**Your goal:**
Could you write out the records below exactly as they appear?

**Records provided:**

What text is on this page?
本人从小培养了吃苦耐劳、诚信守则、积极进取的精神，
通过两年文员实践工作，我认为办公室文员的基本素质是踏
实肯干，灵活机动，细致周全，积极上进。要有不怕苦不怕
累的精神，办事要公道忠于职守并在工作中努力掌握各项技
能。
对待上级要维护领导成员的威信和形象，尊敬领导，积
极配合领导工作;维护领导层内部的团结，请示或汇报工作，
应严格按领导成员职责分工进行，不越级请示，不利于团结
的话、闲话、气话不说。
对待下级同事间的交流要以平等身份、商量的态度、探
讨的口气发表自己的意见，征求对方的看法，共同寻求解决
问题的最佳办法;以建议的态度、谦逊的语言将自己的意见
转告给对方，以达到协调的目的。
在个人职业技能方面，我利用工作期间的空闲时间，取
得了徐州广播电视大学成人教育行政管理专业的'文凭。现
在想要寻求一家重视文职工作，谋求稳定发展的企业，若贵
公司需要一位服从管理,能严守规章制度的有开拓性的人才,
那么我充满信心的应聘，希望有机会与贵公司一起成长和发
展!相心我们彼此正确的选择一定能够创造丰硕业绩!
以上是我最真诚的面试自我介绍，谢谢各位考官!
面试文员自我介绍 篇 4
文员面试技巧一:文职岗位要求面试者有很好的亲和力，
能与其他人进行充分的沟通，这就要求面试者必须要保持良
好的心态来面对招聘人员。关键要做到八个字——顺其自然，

**Expected answer:**
What text is on this page?
本人从小培养了吃苦耐劳、诚信守则、积极进取的精神，
通过两年文员实践工作，我认为办公室文员的基本素质是踏
实肯干，灵活机动，细致周全，积极上进。要有不怕苦不怕
累的精神，办事要公道忠于职守并在工作中努力掌握各项技
能。
对待上级要维护领导成员的威信和形象，尊敬领导，积
极配合领导工作;维护领导层内部的团结，请示或汇报工作，
应严格按领导成员职责分工进行，不越级请示，不利于团结
的话、闲话、气话不说。
对待下级同事间的交流要以平等身份、商量的态度、探
讨的口气发表自己的意见，征求对方的看法，共同寻求解决
问题的最佳办法;以建议的态度、谦逊的语言将自己的意见
转告给对方，以达到协调的目的。
在个人职业技能方面，我利用工作期间的空闲时间，取
得了徐州广播电视大学成人教育行政管理专业的'文凭。现
在想要寻求一家重视文职工作，谋求稳定发展的企业，若贵
公司需要一位服从管理,能严守规章制度的有开拓性的人才,
那么我充满信心的应聘，希望有机会与贵公司一起成长和发
展!相心我们彼此正确的选择一定能够创造丰硕业绩!
以上是我最真诚的面试自我介绍，谢谢各位考官!
面试文员自我介绍 篇 4
文员面试技巧一:文职岗位要求面试者有很好的亲和力，
能与其他人进行充分的沟通，这就要求面试者必须要保持良
好的心态来面对招聘人员。关键要做到八个字——顺其自然，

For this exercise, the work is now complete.